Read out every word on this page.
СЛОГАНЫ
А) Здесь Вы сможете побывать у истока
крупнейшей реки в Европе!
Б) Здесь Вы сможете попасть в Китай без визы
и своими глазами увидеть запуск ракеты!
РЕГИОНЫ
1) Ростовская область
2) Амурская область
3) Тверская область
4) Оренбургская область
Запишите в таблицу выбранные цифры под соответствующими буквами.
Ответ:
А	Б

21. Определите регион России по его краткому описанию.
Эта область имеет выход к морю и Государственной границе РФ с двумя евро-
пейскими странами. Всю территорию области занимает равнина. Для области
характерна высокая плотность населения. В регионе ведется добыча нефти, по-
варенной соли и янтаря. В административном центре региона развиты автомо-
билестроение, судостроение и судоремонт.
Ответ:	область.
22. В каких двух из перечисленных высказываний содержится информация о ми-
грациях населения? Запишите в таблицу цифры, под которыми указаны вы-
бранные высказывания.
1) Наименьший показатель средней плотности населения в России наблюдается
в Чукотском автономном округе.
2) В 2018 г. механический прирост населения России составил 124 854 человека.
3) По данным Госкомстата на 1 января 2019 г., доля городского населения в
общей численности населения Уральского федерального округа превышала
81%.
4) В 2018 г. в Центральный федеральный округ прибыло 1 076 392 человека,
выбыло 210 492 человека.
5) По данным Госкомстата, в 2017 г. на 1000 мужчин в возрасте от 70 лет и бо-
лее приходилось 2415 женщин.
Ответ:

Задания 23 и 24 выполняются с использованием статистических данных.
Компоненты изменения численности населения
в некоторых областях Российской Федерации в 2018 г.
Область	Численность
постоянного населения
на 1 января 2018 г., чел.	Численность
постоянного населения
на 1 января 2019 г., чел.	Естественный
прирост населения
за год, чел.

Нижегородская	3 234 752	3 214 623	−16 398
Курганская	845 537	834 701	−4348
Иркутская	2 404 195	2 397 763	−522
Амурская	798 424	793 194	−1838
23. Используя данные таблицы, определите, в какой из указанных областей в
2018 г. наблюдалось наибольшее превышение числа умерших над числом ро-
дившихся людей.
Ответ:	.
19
..............................
• INSTRUCTIONS TO FOLLOW: Each line holding "Здесь" must be found and copied.

• RESULT:
А) Здесь Вы сможете побывать у истока
Б) Здесь Вы сможете попасть в Китай без визы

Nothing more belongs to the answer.